**INSTRUCTIONS FOR THE TASK**
An exact restatement of the records below is expected.

-------- DATA EXCERPTS --------

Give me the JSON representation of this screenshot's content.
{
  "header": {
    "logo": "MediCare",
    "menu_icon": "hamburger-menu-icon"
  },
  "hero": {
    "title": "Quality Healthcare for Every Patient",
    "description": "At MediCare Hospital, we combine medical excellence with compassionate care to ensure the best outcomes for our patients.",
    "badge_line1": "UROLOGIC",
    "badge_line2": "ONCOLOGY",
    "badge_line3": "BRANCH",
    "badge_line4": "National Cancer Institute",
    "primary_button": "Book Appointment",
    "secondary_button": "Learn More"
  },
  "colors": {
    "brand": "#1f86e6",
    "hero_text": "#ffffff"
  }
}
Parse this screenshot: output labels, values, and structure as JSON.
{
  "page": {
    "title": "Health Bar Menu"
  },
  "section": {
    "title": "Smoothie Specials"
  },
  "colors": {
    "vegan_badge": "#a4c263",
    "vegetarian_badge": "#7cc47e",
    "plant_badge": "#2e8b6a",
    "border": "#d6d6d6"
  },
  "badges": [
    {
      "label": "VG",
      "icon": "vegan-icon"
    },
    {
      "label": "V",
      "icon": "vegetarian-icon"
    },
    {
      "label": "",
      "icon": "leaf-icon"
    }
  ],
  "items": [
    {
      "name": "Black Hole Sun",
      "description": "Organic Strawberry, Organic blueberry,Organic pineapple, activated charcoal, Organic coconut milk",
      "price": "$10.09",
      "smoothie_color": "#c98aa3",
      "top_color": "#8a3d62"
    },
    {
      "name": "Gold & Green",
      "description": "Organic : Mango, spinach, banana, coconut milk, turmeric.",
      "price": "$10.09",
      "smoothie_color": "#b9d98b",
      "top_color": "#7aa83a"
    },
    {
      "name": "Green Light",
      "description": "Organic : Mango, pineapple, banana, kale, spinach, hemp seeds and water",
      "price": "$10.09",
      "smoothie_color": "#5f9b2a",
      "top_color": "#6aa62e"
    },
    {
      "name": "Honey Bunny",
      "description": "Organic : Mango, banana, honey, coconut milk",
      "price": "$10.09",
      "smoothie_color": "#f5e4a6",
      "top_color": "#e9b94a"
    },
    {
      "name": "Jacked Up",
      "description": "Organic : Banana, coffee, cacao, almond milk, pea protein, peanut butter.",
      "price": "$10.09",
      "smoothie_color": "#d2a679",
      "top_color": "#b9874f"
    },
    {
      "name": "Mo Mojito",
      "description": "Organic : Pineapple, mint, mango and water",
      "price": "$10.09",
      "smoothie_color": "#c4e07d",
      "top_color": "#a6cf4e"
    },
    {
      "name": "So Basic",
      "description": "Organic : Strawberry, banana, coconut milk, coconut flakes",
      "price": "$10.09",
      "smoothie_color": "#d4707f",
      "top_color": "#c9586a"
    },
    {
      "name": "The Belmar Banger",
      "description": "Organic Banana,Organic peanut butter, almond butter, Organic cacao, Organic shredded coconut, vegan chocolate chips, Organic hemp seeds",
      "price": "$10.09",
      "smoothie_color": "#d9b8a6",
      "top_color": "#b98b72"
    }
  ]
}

--------

**ANSWER SPACE**
Give me the JSON representation of this screenshot's content.
{
  "header": {
    "logo": "MediCare",
    "menu_icon": "hamburger-menu-icon"
  },
  "hero": {
    "title": "Quality Healthcare for Every Patient",
    "description": "At MediCare Hospital, we combine medical excellence with compassionate care to ensure the best outcomes for our patients.",
    "badge_line1": "UROLOGIC",
    "badge_line2": "ONCOLOGY",
    "badge_line3": "BRANCH",
    "badge_line4": "National Cancer Institute",
    "primary_button": "Book Appointment",
    "secondary_button": "Learn More"
  },
  "colors": {
    "brand": "#1f86e6",
    "hero_text": "#ffffff"
  }
}
Parse this screenshot: output labels, values, and structure as JSON.
{
  "page": {
    "title": "Health Bar Menu"
  },
  "section": {
    "title": "Smoothie Specials"
  },
  "colors": {
    "vegan_badge": "#a4c263",
    "vegetarian_badge": "#7cc47e",
    "plant_badge": "#2e8b6a",
    "border": "#d6d6d6"
  },
  "badges": [
    {
      "label": "VG",
      "icon": "vegan-icon"
    },
    {
      "label": "V",
      "icon": "vegetarian-icon"
    },
    {
      "label": "",
      "icon": "leaf-icon"
    }
  ],
  "items": [
    {
      "name": "Black Hole Sun",
      "description": "Organic Strawberry, Organic blueberry,Organic pineapple, activated charcoal, Organic coconut milk",
      "price": "$10.09",
      "smoothie_color": "#c98aa3",
      "top_color": "#8a3d62"
    },
    {
      "name": "Gold & Green",
      "description": "Organic : Mango, spinach, banana, coconut milk, turmeric.",
      "price": "$10.09",
      "smoothie_color": "#b9d98b",
      "top_color": "#7aa83a"
    },
    {
      "name": "Green Light",
      "description": "Organic : Mango, pineapple, banana, kale, spinach, hemp seeds and water",
      "price": "$10.09",
      "smoothie_color": "#5f9b2a",
      "top_color": "#6aa62e"
    },
    {
      "name": "Honey Bunny",
      "description": "Organic : Mango, banana, honey, coconut milk",
      "price": "$10.09",
      "smoothie_color": "#f5e4a6",
      "top_color": "#e9b94a"
    },
    {
      "name": "Jacked Up",
      "description": "Organic : Banana, coffee, cacao, almond milk, pea protein, peanut butter.",
      "price": "$10.09",
      "smoothie_color": "#d2a679",
      "top_color": "#b9874f"
    },
    {
      "name": "Mo Mojito",
      "description": "Organic : Pineapple, mint, mango and water",
      "price": "$10.09",
      "smoothie_color": "#c4e07d",
      "top_color": "#a6cf4e"
    },
    {
      "name": "So Basic",
      "description": "Organic : Strawberry, banana, coconut milk, coconut flakes",
      "price": "$10.09",
      "smoothie_color": "#d4707f",
      "top_color": "#c9586a"
    },
    {
      "name": "The Belmar Banger",
      "description": "Organic Banana,Organic peanut butter, almond butter, Organic cacao, Organic shredded coconut, vegan chocolate chips, Organic hemp seeds",
      "price": "$10.09",
      "smoothie_color": "#d9b8a6",
      "top_color": "#b98b72"
    }
  ]
}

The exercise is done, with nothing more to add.